▸ Task
Locate the word "小金属等九个大类" in the material, then show every line that holds it.

------

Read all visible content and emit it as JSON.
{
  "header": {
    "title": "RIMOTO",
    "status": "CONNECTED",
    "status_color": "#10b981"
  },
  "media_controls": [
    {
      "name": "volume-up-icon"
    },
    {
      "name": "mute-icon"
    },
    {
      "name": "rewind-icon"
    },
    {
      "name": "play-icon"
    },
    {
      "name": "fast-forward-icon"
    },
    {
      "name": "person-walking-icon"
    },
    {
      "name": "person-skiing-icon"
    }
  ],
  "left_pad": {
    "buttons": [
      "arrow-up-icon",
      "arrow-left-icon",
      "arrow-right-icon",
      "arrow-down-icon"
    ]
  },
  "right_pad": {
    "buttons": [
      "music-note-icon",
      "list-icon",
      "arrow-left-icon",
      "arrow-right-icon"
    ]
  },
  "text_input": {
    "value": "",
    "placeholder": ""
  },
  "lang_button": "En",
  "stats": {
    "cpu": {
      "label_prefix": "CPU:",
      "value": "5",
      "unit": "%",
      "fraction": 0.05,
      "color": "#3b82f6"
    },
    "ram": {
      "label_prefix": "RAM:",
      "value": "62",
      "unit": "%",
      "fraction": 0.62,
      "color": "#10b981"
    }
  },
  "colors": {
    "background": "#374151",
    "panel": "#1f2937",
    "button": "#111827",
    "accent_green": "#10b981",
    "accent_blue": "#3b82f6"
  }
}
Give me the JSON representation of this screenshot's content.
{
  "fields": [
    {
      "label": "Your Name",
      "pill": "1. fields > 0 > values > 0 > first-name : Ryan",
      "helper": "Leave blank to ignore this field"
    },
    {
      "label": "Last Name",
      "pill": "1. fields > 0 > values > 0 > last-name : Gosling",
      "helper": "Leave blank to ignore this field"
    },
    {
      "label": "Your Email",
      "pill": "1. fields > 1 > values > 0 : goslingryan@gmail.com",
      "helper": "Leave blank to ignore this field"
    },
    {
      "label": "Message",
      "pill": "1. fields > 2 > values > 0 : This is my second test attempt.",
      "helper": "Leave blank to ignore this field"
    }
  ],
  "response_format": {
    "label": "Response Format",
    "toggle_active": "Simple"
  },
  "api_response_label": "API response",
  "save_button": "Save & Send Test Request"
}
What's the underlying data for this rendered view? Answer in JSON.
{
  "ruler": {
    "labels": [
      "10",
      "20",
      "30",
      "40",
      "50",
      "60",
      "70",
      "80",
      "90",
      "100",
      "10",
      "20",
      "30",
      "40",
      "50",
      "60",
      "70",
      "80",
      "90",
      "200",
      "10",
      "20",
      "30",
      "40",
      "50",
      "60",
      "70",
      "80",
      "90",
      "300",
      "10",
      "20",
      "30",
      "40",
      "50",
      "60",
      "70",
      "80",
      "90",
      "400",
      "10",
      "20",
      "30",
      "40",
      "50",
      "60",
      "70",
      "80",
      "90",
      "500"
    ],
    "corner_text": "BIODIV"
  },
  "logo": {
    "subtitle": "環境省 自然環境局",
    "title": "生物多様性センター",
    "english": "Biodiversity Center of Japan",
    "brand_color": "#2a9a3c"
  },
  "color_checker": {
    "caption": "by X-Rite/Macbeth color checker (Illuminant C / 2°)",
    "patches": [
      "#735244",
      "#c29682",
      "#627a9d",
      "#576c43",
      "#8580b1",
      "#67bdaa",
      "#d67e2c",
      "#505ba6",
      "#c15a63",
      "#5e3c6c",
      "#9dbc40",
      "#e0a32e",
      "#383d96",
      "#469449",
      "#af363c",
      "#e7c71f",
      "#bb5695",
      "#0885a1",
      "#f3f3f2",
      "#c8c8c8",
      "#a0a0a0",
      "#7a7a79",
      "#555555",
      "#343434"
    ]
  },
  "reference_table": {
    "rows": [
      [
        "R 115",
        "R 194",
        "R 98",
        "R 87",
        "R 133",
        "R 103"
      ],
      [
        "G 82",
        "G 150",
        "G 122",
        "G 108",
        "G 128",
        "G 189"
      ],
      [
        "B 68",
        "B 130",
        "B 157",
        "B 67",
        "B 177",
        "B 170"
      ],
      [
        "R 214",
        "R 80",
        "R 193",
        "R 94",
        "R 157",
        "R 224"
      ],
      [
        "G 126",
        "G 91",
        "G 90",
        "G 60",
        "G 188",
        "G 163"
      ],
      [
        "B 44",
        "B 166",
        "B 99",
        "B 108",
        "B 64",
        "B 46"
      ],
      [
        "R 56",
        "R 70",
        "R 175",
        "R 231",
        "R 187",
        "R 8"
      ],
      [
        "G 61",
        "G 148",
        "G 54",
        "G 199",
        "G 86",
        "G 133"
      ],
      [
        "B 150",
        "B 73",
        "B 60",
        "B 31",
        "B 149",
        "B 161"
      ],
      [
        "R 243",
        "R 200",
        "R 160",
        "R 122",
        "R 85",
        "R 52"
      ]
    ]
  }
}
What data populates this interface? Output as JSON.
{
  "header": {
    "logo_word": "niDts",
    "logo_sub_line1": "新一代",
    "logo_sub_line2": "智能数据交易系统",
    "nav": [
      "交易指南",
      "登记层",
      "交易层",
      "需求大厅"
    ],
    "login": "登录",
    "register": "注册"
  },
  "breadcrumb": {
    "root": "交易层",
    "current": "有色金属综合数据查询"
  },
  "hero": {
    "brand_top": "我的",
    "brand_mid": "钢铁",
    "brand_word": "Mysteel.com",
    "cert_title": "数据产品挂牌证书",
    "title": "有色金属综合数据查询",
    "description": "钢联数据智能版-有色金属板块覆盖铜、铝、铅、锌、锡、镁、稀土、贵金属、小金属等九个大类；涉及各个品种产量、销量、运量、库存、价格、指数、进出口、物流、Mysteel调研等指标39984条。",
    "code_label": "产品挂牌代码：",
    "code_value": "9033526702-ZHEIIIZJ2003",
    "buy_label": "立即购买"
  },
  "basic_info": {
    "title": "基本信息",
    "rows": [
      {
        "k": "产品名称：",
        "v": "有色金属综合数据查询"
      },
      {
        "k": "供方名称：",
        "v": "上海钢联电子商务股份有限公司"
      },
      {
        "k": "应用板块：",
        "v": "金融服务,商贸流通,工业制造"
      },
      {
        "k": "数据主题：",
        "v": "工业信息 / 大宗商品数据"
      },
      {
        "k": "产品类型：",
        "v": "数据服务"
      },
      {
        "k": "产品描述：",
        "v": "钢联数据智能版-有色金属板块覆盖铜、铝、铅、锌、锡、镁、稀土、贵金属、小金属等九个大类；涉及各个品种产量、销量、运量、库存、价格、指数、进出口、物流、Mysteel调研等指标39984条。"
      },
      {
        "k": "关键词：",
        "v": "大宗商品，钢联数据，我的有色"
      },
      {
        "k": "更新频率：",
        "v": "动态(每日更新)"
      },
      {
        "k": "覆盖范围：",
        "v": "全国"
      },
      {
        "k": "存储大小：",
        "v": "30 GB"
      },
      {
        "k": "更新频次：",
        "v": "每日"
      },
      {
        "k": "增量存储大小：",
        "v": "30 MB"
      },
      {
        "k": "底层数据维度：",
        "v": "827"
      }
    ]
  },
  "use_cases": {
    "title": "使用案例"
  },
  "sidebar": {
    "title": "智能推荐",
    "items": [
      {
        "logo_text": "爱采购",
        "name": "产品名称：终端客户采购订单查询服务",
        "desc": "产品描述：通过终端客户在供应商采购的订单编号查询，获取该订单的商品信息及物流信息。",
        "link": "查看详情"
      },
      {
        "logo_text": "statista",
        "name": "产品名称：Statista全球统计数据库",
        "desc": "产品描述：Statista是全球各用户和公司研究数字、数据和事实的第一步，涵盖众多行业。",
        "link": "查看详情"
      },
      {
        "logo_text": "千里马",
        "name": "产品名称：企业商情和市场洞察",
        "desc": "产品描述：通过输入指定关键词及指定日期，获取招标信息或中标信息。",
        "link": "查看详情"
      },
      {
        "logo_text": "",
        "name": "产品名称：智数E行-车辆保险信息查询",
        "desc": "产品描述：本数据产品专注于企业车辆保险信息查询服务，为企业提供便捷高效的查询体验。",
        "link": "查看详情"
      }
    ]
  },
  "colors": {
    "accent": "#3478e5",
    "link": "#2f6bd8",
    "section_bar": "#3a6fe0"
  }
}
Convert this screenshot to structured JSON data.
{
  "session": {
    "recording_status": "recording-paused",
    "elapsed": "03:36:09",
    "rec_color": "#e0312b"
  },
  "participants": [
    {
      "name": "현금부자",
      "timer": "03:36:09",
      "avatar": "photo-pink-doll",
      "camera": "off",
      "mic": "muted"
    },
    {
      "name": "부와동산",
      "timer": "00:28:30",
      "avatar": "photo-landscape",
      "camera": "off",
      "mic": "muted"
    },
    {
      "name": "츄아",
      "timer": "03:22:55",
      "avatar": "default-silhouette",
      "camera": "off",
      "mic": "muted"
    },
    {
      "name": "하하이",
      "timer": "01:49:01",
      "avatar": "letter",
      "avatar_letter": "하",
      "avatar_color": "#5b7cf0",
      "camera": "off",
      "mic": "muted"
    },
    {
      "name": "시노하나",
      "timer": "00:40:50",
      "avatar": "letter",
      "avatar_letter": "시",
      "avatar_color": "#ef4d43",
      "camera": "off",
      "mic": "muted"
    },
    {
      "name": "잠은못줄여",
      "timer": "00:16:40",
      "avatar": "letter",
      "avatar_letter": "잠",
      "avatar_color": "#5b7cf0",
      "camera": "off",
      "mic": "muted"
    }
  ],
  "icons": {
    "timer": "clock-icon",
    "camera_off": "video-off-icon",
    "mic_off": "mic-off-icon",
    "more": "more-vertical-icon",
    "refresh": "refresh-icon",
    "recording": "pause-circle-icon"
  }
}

------

▸ Output
    "description": "钢联数据智能版-有色金属板块覆盖铜、铝、铅、锌、锡、镁、稀土、贵金属、小金属等九个大类；涉及各个品种产量、销量、运量、库存、价格、指数、进出口、物流、Mysteel调研等指标39984条。",
        "v": "钢联数据智能版-有色金属板块覆盖铜、铝、铅、锌、锡、镁、稀土、贵金属、小金属等九个大类；涉及各个品种产量、销量、运量、库存、价格、指数、进出口、物流、Mysteel调研等指标39984条。"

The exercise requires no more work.